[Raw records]
========

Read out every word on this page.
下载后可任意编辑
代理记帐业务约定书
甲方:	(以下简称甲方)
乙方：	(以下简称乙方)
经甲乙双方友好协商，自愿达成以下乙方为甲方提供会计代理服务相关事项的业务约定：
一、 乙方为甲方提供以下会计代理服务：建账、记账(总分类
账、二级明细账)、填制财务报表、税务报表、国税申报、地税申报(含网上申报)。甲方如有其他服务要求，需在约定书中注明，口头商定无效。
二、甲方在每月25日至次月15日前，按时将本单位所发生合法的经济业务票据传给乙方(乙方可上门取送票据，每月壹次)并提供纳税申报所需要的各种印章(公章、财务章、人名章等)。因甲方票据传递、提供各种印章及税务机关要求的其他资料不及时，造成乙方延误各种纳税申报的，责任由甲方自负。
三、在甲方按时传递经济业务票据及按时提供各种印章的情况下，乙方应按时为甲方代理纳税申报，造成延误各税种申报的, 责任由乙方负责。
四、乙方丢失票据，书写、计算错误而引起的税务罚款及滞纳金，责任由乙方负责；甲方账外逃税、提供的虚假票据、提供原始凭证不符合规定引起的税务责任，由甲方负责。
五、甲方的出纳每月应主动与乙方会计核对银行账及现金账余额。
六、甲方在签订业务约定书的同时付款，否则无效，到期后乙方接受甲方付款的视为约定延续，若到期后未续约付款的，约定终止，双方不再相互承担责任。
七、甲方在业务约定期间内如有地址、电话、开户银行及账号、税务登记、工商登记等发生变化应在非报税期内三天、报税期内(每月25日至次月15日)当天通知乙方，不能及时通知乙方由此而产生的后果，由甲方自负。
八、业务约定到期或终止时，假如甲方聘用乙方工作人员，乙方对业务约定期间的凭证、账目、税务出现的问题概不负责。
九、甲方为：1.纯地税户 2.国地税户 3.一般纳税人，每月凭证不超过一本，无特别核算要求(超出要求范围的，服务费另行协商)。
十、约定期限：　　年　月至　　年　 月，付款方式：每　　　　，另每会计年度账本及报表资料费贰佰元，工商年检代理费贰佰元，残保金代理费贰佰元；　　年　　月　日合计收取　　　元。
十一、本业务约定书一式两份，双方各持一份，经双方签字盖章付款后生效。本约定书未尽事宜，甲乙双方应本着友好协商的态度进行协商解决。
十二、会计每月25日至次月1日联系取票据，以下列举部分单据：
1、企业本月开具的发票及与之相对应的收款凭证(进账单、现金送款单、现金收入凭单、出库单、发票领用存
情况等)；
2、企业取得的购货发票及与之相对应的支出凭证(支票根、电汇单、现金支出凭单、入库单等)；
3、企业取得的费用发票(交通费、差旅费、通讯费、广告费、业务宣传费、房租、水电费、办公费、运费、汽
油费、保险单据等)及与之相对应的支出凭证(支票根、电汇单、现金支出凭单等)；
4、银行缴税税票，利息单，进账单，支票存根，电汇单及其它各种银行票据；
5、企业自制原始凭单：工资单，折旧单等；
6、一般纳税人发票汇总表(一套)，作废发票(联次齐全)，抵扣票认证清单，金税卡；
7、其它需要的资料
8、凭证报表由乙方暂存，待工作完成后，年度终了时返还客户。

========

Can you restate every record above word for word?

Read out every word on this page.
下载后可任意编辑
代理记帐业务约定书
甲方:	(以下简称甲方)
乙方：	(以下简称乙方)
经甲乙双方友好协商，自愿达成以下乙方为甲方提供会计代理服务相关事项的业务约定：
一、 乙方为甲方提供以下会计代理服务：建账、记账(总分类
账、二级明细账)、填制财务报表、税务报表、国税申报、地税申报(含网上申报)。甲方如有其他服务要求，需在约定书中注明，口头商定无效。
二、甲方在每月25日至次月15日前，按时将本单位所发生合法的经济业务票据传给乙方(乙方可上门取送票据，每月壹次)并提供纳税申报所需要的各种印章(公章、财务章、人名章等)。因甲方票据传递、提供各种印章及税务机关要求的其他资料不及时，造成乙方延误各种纳税申报的，责任由甲方自负。
三、在甲方按时传递经济业务票据及按时提供各种印章的情况下，乙方应按时为甲方代理纳税申报，造成延误各税种申报的, 责任由乙方负责。
四、乙方丢失票据，书写、计算错误而引起的税务罚款及滞纳金，责任由乙方负责；甲方账外逃税、提供的虚假票据、提供原始凭证不符合规定引起的税务责任，由甲方负责。
五、甲方的出纳每月应主动与乙方会计核对银行账及现金账余额。
六、甲方在签订业务约定书的同时付款，否则无效，到期后乙方接受甲方付款的视为约定延续，若到期后未续约付款的，约定终止，双方不再相互承担责任。
七、甲方在业务约定期间内如有地址、电话、开户银行及账号、税务登记、工商登记等发生变化应在非报税期内三天、报税期内(每月25日至次月15日)当天通知乙方，不能及时通知乙方由此而产生的后果，由甲方自负。
八、业务约定到期或终止时，假如甲方聘用乙方工作人员，乙方对业务约定期间的凭证、账目、税务出现的问题概不负责。
九、甲方为：1.纯地税户 2.国地税户 3.一般纳税人，每月凭证不超过一本，无特别核算要求(超出要求范围的，服务费另行协商)。
十、约定期限：　　年　月至　　年　 月，付款方式：每　　　　，另每会计年度账本及报表资料费贰佰元，工商年检代理费贰佰元，残保金代理费贰佰元；　　年　　月　日合计收取　　　元。
十一、本业务约定书一式两份，双方各持一份，经双方签字盖章付款后生效。本约定书未尽事宜，甲乙双方应本着友好协商的态度进行协商解决。
十二、会计每月25日至次月1日联系取票据，以下列举部分单据：
1、企业本月开具的发票及与之相对应的收款凭证(进账单、现金送款单、现金收入凭单、出库单、发票领用存
情况等)；
2、企业取得的购货发票及与之相对应的支出凭证(支票根、电汇单、现金支出凭单、入库单等)；
3、企业取得的费用发票(交通费、差旅费、通讯费、广告费、业务宣传费、房租、水电费、办公费、运费、汽
油费、保险单据等)及与之相对应的支出凭证(支票根、电汇单、现金支出凭单等)；
4、银行缴税税票，利息单，进账单，支票存根，电汇单及其它各种银行票据；
5、企业自制原始凭单：工资单，折旧单等；
6、一般纳税人发票汇总表(一套)，作废发票(联次齐全)，抵扣票认证清单，金税卡；
7、其它需要的资料
8、凭证报表由乙方暂存，待工作完成后，年度终了时返还客户。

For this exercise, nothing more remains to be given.